# Written problem
How many lines in these records hold the string "value"? Reply with the number alone.

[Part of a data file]
>> Begin

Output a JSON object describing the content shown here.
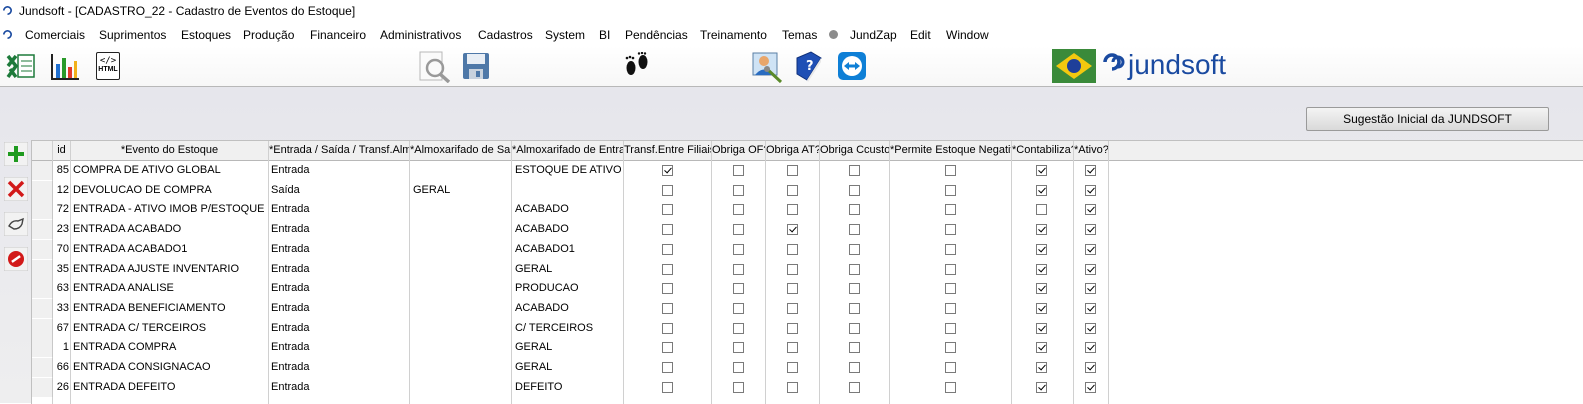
{
  "window": {
    "title": "Jundsoft - [CADASTRO_22 - Cadastro de Eventos do Estoque]"
  },
  "menu": [
    "Comerciais",
    "Suprimentos",
    "Estoques",
    "Produção",
    "Financeiro",
    "Administrativos",
    "Cadastros",
    "System",
    "BI",
    "Pendências",
    "Treinamento",
    "Temas",
    "JundZap",
    "Edit",
    "Window"
  ],
  "toolbar": {
    "icons": [
      "excel-icon",
      "chart-icon",
      "html-icon",
      "search-icon",
      "save-icon",
      "footsteps-icon",
      "user-settings-icon",
      "help-book-icon",
      "teamviewer-icon"
    ],
    "html_label": "</>",
    "html_sub": "HTML"
  },
  "logo": {
    "text": "jundsoft"
  },
  "suggest_button": "Sugestão Inicial da JUNDSOFT",
  "side_tools": [
    "add-icon",
    "delete-icon",
    "edit-icon",
    "cancel-icon"
  ],
  "grid": {
    "columns": [
      "id",
      "*Evento do Estoque",
      "*Entrada / Saída / Transf.Almox.",
      "*Almoxarifado de Saída",
      "*Almoxarifado de Entrada",
      "Transf.Entre Filiais?",
      "Obriga OF?",
      "Obriga AT?",
      "Obriga Ccusto?",
      "*Permite Estoque Negativo?",
      "*Contabiliza?",
      "*Ativo?"
    ],
    "rows": [
      {
        "id": "85",
        "evento": "COMPRA DE ATIVO GLOBAL",
        "tipo": "Entrada",
        "saida": "",
        "entrada": "ESTOQUE DE ATIVO",
        "transf": true,
        "of": false,
        "at": false,
        "ccusto": false,
        "negativo": false,
        "contabiliza": true,
        "ativo": true
      },
      {
        "id": "12",
        "evento": "DEVOLUCAO DE COMPRA",
        "tipo": "Saída",
        "saida": "GERAL",
        "entrada": "",
        "transf": false,
        "of": false,
        "at": false,
        "ccusto": false,
        "negativo": false,
        "contabiliza": true,
        "ativo": true
      },
      {
        "id": "72",
        "evento": "ENTRADA - ATIVO IMOB P/ESTOQUE",
        "tipo": "Entrada",
        "saida": "",
        "entrada": "ACABADO",
        "transf": false,
        "of": false,
        "at": false,
        "ccusto": false,
        "negativo": false,
        "contabiliza": false,
        "ativo": true
      },
      {
        "id": "23",
        "evento": "ENTRADA ACABADO",
        "tipo": "Entrada",
        "saida": "",
        "entrada": "ACABADO",
        "transf": false,
        "of": false,
        "at": true,
        "ccusto": false,
        "negativo": false,
        "contabiliza": true,
        "ativo": true
      },
      {
        "id": "70",
        "evento": "ENTRADA ACABADO1",
        "tipo": "Entrada",
        "saida": "",
        "entrada": "ACABADO1",
        "transf": false,
        "of": false,
        "at": false,
        "ccusto": false,
        "negativo": false,
        "contabiliza": true,
        "ativo": true
      },
      {
        "id": "35",
        "evento": "ENTRADA AJUSTE INVENTARIO",
        "tipo": "Entrada",
        "saida": "",
        "entrada": "GERAL",
        "transf": false,
        "of": false,
        "at": false,
        "ccusto": false,
        "negativo": false,
        "contabiliza": true,
        "ativo": true
      },
      {
        "id": "63",
        "evento": "ENTRADA ANALISE",
        "tipo": "Entrada",
        "saida": "",
        "entrada": "PRODUCAO",
        "transf": false,
        "of": false,
        "at": false,
        "ccusto": false,
        "negativo": false,
        "contabiliza": true,
        "ativo": true
      },
      {
        "id": "33",
        "evento": "ENTRADA BENEFICIAMENTO",
        "tipo": "Entrada",
        "saida": "",
        "entrada": "ACABADO",
        "transf": false,
        "of": false,
        "at": false,
        "ccusto": false,
        "negativo": false,
        "contabiliza": true,
        "ativo": true
      },
      {
        "id": "67",
        "evento": "ENTRADA C/ TERCEIROS",
        "tipo": "Entrada",
        "saida": "",
        "entrada": "C/ TERCEIROS",
        "transf": false,
        "of": false,
        "at": false,
        "ccusto": false,
        "negativo": false,
        "contabiliza": true,
        "ativo": true
      },
      {
        "id": "1",
        "evento": "ENTRADA COMPRA",
        "tipo": "Entrada",
        "saida": "",
        "entrada": "GERAL",
        "transf": false,
        "of": false,
        "at": false,
        "ccusto": false,
        "negativo": false,
        "contabiliza": true,
        "ativo": true
      },
      {
        "id": "66",
        "evento": "ENTRADA CONSIGNACAO",
        "tipo": "Entrada",
        "saida": "",
        "entrada": "GERAL",
        "transf": false,
        "of": false,
        "at": false,
        "ccusto": false,
        "negativo": false,
        "contabiliza": true,
        "ativo": true
      },
      {
        "id": "26",
        "evento": "ENTRADA DEFEITO",
        "tipo": "Entrada",
        "saida": "",
        "entrada": "DEFEITO",
        "transf": false,
        "of": false,
        "at": false,
        "ccusto": false,
        "negativo": false,
        "contabiliza": true,
        "ativo": true
      }
    ]
  },
  "colors": {
    "accent": "#1a4aa0",
    "add": "#1e9a1e",
    "delete": "#d21919"
  }
}
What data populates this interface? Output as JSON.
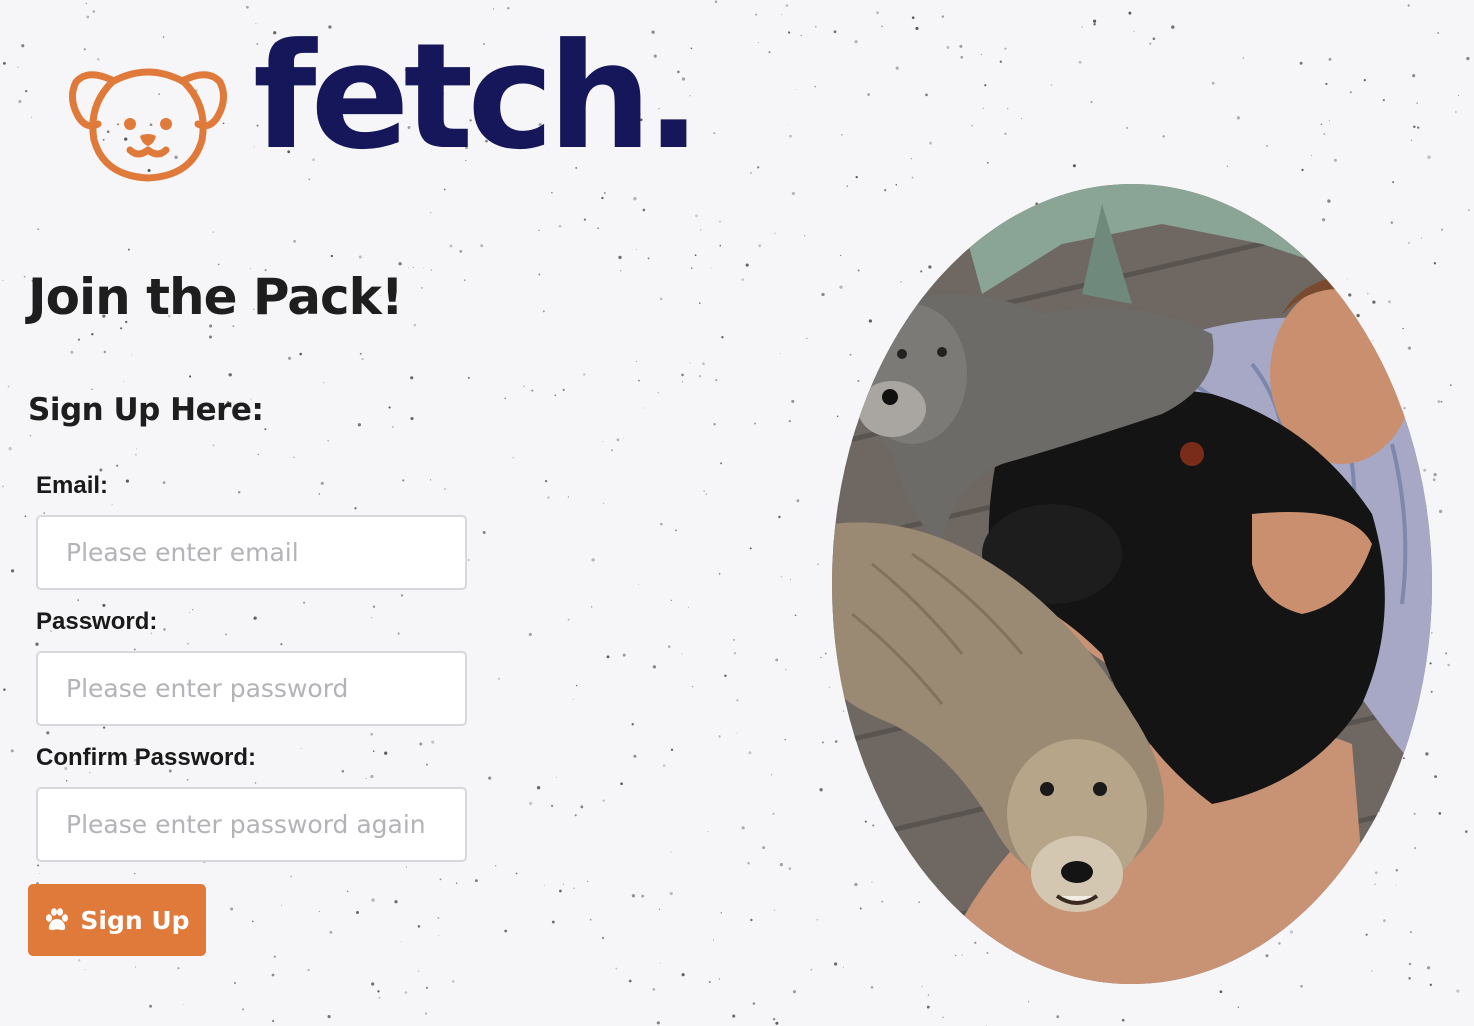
{
  "brand": {
    "logo_icon": "dog-face-icon",
    "wordmark": "fetch.",
    "primary_color": "#16175a",
    "accent_color": "#e07a3a"
  },
  "page": {
    "title": "Join the Pack!",
    "form_heading": "Sign Up Here:"
  },
  "form": {
    "email": {
      "label": "Email:",
      "placeholder": "Please enter email",
      "value": ""
    },
    "password": {
      "label": "Password:",
      "placeholder": "Please enter password",
      "value": ""
    },
    "confirm_password": {
      "label": "Confirm Password:",
      "placeholder": "Please enter password again",
      "value": ""
    },
    "submit": {
      "label": "Sign Up",
      "icon": "paw-icon"
    }
  },
  "hero_image": {
    "icon": "dogs-with-owner-photo"
  },
  "background": {
    "color": "#f6f6f8",
    "texture": "speckled"
  }
}
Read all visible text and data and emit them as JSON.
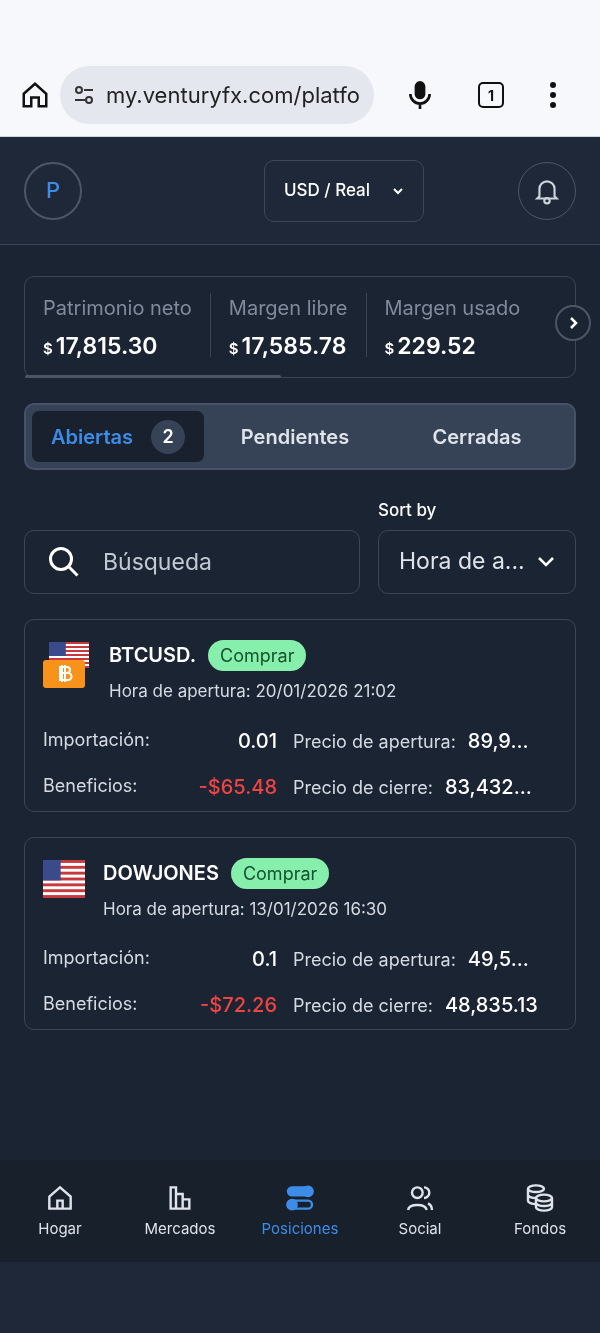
{
  "browser": {
    "url": "my.venturyfx.com/platfo",
    "tab_count": "1"
  },
  "header": {
    "avatar": "P",
    "account": "USD / Real"
  },
  "stats": [
    {
      "label": "Patrimonio neto",
      "currency": "$",
      "value": "17,815.30"
    },
    {
      "label": "Margen libre",
      "currency": "$",
      "value": "17,585.78"
    },
    {
      "label": "Margen usado",
      "currency": "$",
      "value": "229.52"
    }
  ],
  "tabs": [
    {
      "label": "Abiertas",
      "count": "2",
      "selected": true
    },
    {
      "label": "Pendientes",
      "selected": false
    },
    {
      "label": "Cerradas",
      "selected": false
    }
  ],
  "search": {
    "placeholder": "Búsqueda"
  },
  "sort": {
    "label": "Sort by",
    "value": "Hora de a..."
  },
  "positions": [
    {
      "kind": "crypto",
      "symbol": "BTCUSD.",
      "side": "Comprar",
      "opened": "Hora de apertura: 20/01/2026 21:02",
      "amount_label": "Importación:",
      "amount": "0.01",
      "profit_label": "Beneficios:",
      "profit": "-$65.48",
      "loss": true,
      "open_label": "Precio de apertura:",
      "open_price": "89,9...",
      "close_label": "Precio de cierre:",
      "close_price": "83,432..."
    },
    {
      "kind": "index",
      "symbol": "DOWJONES",
      "side": "Comprar",
      "opened": "Hora de apertura: 13/01/2026 16:30",
      "amount_label": "Importación:",
      "amount": "0.1",
      "profit_label": "Beneficios:",
      "profit": "-$72.26",
      "loss": true,
      "open_label": "Precio de apertura:",
      "open_price": "49,5...",
      "close_label": "Precio de cierre:",
      "close_price": "48,835.13"
    }
  ],
  "nav": [
    {
      "label": "Hogar",
      "kind": "home",
      "selected": false
    },
    {
      "label": "Mercados",
      "kind": "bars",
      "selected": false
    },
    {
      "label": "Posiciones",
      "kind": "toggles",
      "selected": true
    },
    {
      "label": "Social",
      "kind": "people",
      "selected": false
    },
    {
      "label": "Fondos",
      "kind": "coins",
      "selected": false
    }
  ]
}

>> End

# Problem solution
7